Report how many lines hold the string "Grupo". Give the number and nothing else.

(Items listed in a dataset)
>> Start

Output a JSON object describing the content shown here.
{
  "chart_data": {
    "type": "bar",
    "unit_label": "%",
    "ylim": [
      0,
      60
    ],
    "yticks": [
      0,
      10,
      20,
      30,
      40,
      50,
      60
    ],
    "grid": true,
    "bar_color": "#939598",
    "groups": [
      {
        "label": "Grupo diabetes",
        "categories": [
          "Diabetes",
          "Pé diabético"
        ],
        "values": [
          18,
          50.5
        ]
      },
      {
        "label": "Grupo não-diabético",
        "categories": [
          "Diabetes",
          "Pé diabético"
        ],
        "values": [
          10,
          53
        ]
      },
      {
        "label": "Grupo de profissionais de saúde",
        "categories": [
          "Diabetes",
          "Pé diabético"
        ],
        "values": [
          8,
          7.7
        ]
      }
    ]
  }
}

>> End

**TASK RESPONSE**
3